What to do
Only the pictures are to be left out; set down the rest of the records exactly.

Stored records

-.-.-

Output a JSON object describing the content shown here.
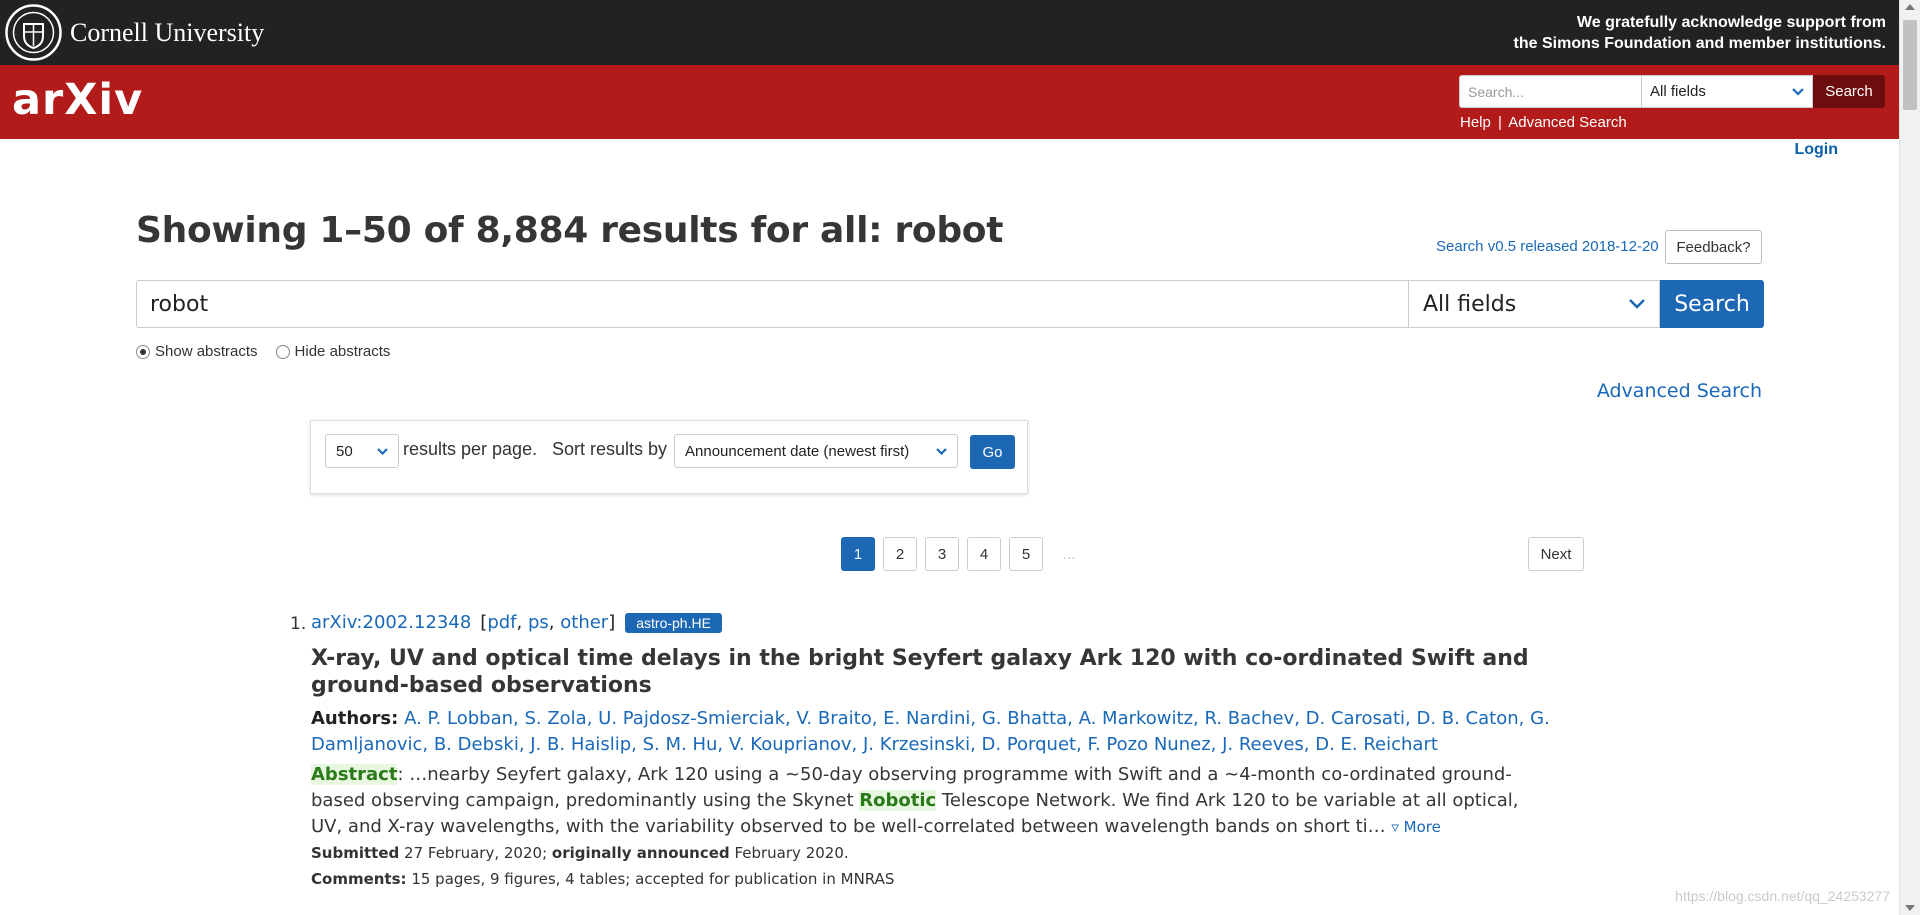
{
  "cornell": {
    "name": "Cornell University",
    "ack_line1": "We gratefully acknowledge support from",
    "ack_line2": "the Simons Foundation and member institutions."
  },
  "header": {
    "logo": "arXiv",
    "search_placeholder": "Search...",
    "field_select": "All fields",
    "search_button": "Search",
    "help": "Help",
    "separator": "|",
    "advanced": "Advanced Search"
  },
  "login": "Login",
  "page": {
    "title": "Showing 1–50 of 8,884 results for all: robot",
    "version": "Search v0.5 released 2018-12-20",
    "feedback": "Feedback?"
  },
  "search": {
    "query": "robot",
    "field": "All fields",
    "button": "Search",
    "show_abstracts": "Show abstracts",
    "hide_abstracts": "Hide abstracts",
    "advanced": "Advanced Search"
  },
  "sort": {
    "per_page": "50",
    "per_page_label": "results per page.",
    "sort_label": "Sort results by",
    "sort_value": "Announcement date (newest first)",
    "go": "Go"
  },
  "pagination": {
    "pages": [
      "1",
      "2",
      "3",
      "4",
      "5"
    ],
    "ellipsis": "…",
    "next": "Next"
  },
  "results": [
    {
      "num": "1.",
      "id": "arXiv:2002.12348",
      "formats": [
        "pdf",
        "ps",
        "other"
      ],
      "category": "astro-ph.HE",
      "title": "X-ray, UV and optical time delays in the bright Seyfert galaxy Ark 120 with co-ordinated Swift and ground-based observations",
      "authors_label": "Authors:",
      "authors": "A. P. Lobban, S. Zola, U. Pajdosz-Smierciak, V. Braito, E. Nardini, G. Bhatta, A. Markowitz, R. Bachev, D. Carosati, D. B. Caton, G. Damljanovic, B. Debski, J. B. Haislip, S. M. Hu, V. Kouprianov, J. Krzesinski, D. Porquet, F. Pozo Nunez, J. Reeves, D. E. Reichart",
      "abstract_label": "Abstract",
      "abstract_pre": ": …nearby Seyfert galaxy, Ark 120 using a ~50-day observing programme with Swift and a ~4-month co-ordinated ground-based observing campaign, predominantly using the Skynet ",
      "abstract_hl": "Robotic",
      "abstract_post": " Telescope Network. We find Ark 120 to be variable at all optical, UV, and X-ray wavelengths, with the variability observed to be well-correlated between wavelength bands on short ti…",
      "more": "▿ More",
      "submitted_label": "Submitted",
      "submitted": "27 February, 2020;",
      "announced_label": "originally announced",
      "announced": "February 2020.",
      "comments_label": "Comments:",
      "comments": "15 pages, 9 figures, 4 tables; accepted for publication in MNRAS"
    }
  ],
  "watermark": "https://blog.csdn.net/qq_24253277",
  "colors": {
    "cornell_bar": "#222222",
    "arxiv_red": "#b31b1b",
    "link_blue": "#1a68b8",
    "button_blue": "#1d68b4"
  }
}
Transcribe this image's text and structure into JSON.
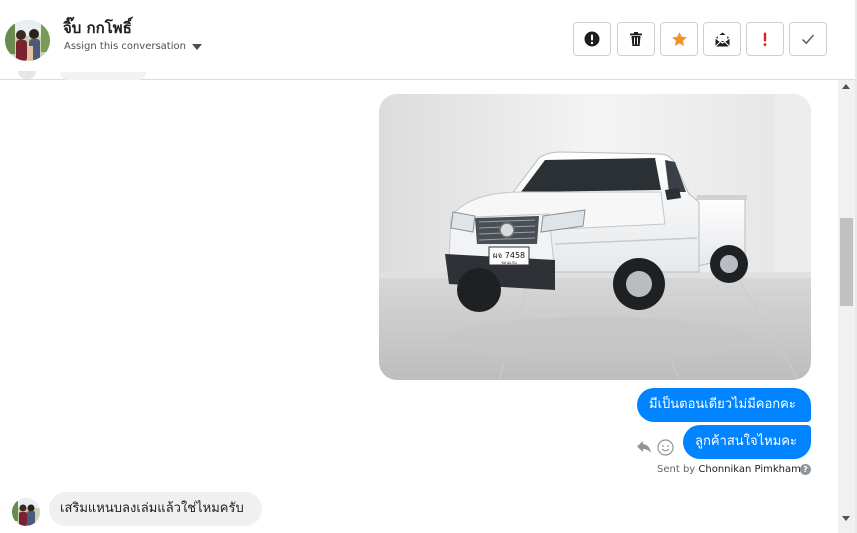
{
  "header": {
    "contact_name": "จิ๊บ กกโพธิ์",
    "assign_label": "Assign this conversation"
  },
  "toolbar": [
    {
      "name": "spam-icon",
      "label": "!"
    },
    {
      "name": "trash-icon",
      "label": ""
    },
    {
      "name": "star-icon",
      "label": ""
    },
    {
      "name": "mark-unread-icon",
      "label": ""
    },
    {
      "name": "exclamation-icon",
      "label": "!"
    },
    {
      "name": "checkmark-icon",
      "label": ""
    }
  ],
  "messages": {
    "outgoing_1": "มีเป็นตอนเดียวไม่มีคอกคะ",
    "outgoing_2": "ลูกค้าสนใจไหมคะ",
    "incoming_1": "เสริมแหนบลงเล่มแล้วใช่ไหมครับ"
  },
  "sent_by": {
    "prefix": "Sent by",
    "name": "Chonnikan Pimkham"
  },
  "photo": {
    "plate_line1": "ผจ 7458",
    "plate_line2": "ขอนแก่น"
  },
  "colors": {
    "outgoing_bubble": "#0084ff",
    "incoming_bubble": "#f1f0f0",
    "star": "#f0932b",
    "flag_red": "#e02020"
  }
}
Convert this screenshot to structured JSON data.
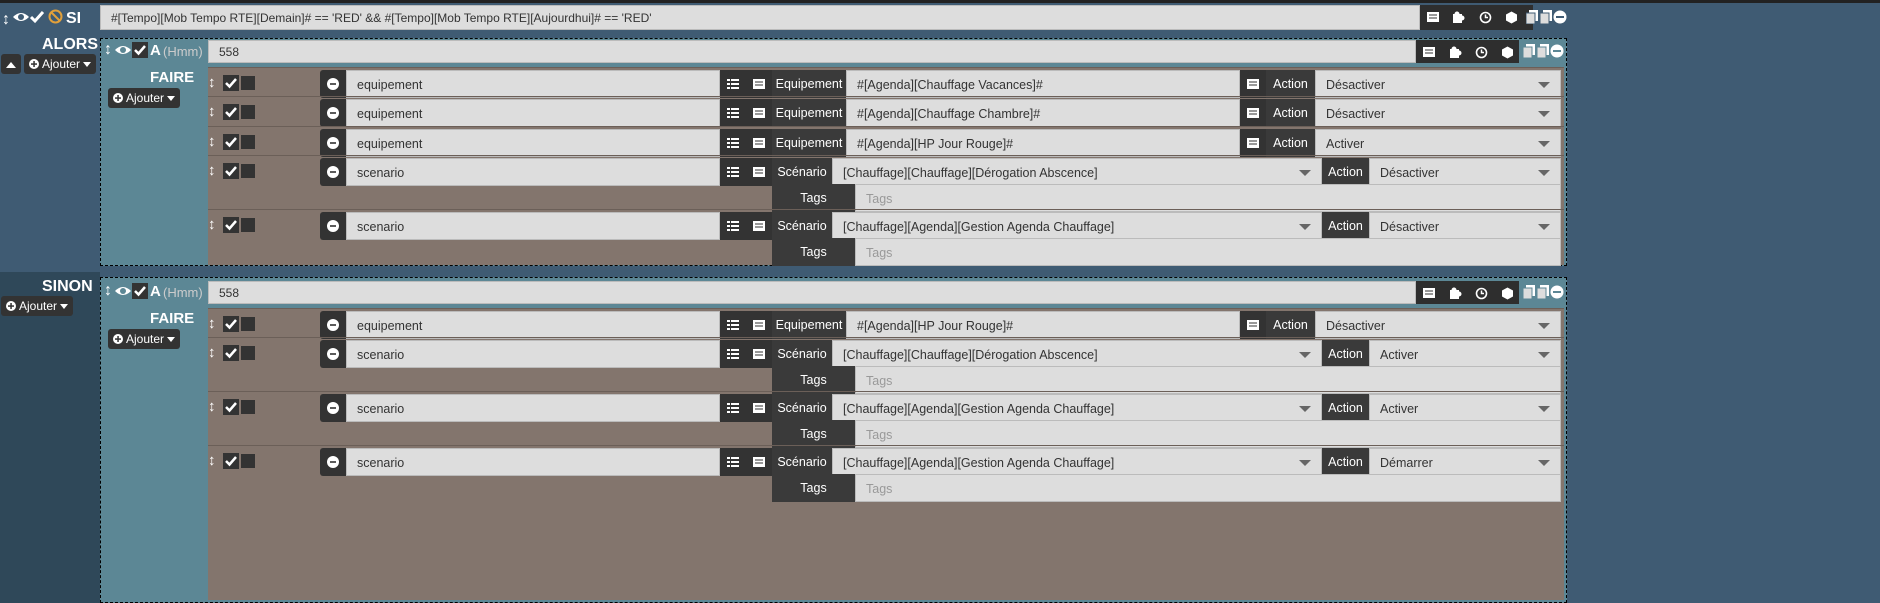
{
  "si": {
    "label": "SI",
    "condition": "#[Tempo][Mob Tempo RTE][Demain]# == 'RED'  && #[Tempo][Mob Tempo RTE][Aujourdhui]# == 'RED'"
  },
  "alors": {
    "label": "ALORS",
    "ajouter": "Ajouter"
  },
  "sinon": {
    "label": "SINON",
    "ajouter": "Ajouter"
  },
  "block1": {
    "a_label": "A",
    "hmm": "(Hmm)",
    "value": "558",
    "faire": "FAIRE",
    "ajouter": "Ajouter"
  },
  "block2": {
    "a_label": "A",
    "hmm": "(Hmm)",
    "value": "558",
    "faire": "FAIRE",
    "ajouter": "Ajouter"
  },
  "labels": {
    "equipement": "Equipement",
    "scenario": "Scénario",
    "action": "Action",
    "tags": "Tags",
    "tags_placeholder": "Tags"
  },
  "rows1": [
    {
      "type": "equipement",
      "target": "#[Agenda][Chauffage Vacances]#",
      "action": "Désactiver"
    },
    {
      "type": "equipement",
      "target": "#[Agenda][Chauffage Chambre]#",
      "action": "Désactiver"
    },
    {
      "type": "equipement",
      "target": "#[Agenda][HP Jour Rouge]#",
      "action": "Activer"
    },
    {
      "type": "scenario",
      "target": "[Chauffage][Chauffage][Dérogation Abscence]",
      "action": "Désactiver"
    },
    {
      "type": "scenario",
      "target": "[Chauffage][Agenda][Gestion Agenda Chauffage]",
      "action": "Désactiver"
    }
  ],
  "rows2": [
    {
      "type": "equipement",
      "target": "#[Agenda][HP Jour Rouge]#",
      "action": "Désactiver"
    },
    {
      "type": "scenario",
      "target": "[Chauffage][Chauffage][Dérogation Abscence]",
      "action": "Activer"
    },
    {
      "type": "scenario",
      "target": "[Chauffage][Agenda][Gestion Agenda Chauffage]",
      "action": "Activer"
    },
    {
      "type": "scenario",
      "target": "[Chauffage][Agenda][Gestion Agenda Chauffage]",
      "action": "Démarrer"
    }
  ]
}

-.-.-

Task answer
Output a JSON object describing the content shown here.
{
  "cornell": {
    "name": "Cornell University",
    "ack_line1": "We gratefully acknowledge support from",
    "ack_line2": "the Simons Foundation and member institutions."
  },
  "header": {
    "logo": "arXiv",
    "search_placeholder": "Search...",
    "field_select": "All fields",
    "search_button": "Search",
    "help": "Help",
    "separator": "|",
    "advanced": "Advanced Search"
  },
  "login": "Login",
  "page": {
    "title": "Showing 1–50 of 8,884 results for all: robot",
    "version": "Search v0.5 released 2018-12-20",
    "feedback": "Feedback?"
  },
  "search": {
    "query": "robot",
    "field": "All fields",
    "button": "Search",
    "show_abstracts": "Show abstracts",
    "hide_abstracts": "Hide abstracts",
    "advanced": "Advanced Search"
  },
  "sort": {
    "per_page": "50",
    "per_page_label": "results per page.",
    "sort_label": "Sort results by",
    "sort_value": "Announcement date (newest first)",
    "go": "Go"
  },
  "pagination": {
    "pages": [
      "1",
      "2",
      "3",
      "4",
      "5"
    ],
    "ellipsis": "…",
    "next": "Next"
  },
  "results": [
    {
      "num": "1.",
      "id": "arXiv:2002.12348",
      "formats": [
        "pdf",
        "ps",
        "other"
      ],
      "category": "astro-ph.HE",
      "title": "X-ray, UV and optical time delays in the bright Seyfert galaxy Ark 120 with co-ordinated Swift and ground-based observations",
      "authors_label": "Authors:",
      "authors": "A. P. Lobban, S. Zola, U. Pajdosz-Smierciak, V. Braito, E. Nardini, G. Bhatta, A. Markowitz, R. Bachev, D. Carosati, D. B. Caton, G. Damljanovic, B. Debski, J. B. Haislip, S. M. Hu, V. Kouprianov, J. Krzesinski, D. Porquet, F. Pozo Nunez, J. Reeves, D. E. Reichart",
      "abstract_label": "Abstract",
      "abstract_pre": ": …nearby Seyfert galaxy, Ark 120 using a ~50-day observing programme with Swift and a ~4-month co-ordinated ground-based observing campaign, predominantly using the Skynet ",
      "abstract_hl": "Robotic",
      "abstract_post": " Telescope Network. We find Ark 120 to be variable at all optical, UV, and X-ray wavelengths, with the variability observed to be well-correlated between wavelength bands on short ti…",
      "more": "▿ More",
      "submitted_label": "Submitted",
      "submitted": "27 February, 2020;",
      "announced_label": "originally announced",
      "announced": "February 2020.",
      "comments_label": "Comments:",
      "comments": "15 pages, 9 figures, 4 tables; accepted for publication in MNRAS"
    }
  ],
  "watermark": "https://blog.csdn.net/qq_24253277",
  "colors": {
    "cornell_bar": "#222222",
    "arxiv_red": "#b31b1b",
    "link_blue": "#1a68b8",
    "button_blue": "#1d68b4"
  }
}
Transcribe this image's text and structure into JSON.
{
  "header": {
    "contact_name": "จิ๊บ กกโพธิ์",
    "assign_label": "Assign this conversation"
  },
  "toolbar": [
    {
      "name": "spam-icon",
      "label": "!"
    },
    {
      "name": "trash-icon",
      "label": ""
    },
    {
      "name": "star-icon",
      "label": ""
    },
    {
      "name": "mark-unread-icon",
      "label": ""
    },
    {
      "name": "exclamation-icon",
      "label": "!"
    },
    {
      "name": "checkmark-icon",
      "label": ""
    }
  ],
  "messages": {
    "outgoing_1": "มีเป็นตอนเดียวไม่มีคอกคะ",
    "outgoing_2": "ลูกค้าสนใจไหมคะ",
    "incoming_1": "เสริมแหนบลงเล่มแล้วใช่ไหมครับ"
  },
  "sent_by": {
    "prefix": "Sent by",
    "name": "Chonnikan Pimkham"
  },
  "photo": {
    "plate_line1": "ผจ 7458",
    "plate_line2": "ขอนแก่น"
  },
  "colors": {
    "outgoing_bubble": "#0084ff",
    "incoming_bubble": "#f1f0f0",
    "star": "#f0932b",
    "flag_red": "#e02020"
  }
}
Convert this screenshot to structured JSON data.
{
  "si": {
    "label": "SI",
    "condition": "#[Tempo][Mob Tempo RTE][Demain]# == 'RED'  && #[Tempo][Mob Tempo RTE][Aujourdhui]# == 'RED'"
  },
  "alors": {
    "label": "ALORS",
    "ajouter": "Ajouter"
  },
  "sinon": {
    "label": "SINON",
    "ajouter": "Ajouter"
  },
  "block1": {
    "a_label": "A",
    "hmm": "(Hmm)",
    "value": "558",
    "faire": "FAIRE",
    "ajouter": "Ajouter"
  },
  "block2": {
    "a_label": "A",
    "hmm": "(Hmm)",
    "value": "558",
    "faire": "FAIRE",
    "ajouter": "Ajouter"
  },
  "labels": {
    "equipement": "Equipement",
    "scenario": "Scénario",
    "action": "Action",
    "tags": "Tags",
    "tags_placeholder": "Tags"
  },
  "rows1": [
    {
      "type": "equipement",
      "target": "#[Agenda][Chauffage Vacances]#",
      "action": "Désactiver"
    },
    {
      "type": "equipement",
      "target": "#[Agenda][Chauffage Chambre]#",
      "action": "Désactiver"
    },
    {
      "type": "equipement",
      "target": "#[Agenda][HP Jour Rouge]#",
      "action": "Activer"
    },
    {
      "type": "scenario",
      "target": "[Chauffage][Chauffage][Dérogation Abscence]",
      "action": "Désactiver"
    },
    {
      "type": "scenario",
      "target": "[Chauffage][Agenda][Gestion Agenda Chauffage]",
      "action": "Désactiver"
    }
  ],
  "rows2": [
    {
      "type": "equipement",
      "target": "#[Agenda][HP Jour Rouge]#",
      "action": "Désactiver"
    },
    {
      "type": "scenario",
      "target": "[Chauffage][Chauffage][Dérogation Abscence]",
      "action": "Activer"
    },
    {
      "type": "scenario",
      "target": "[Chauffage][Agenda][Gestion Agenda Chauffage]",
      "action": "Activer"
    },
    {
      "type": "scenario",
      "target": "[Chauffage][Agenda][Gestion Agenda Chauffage]",
      "action": "Démarrer"
    }
  ]
}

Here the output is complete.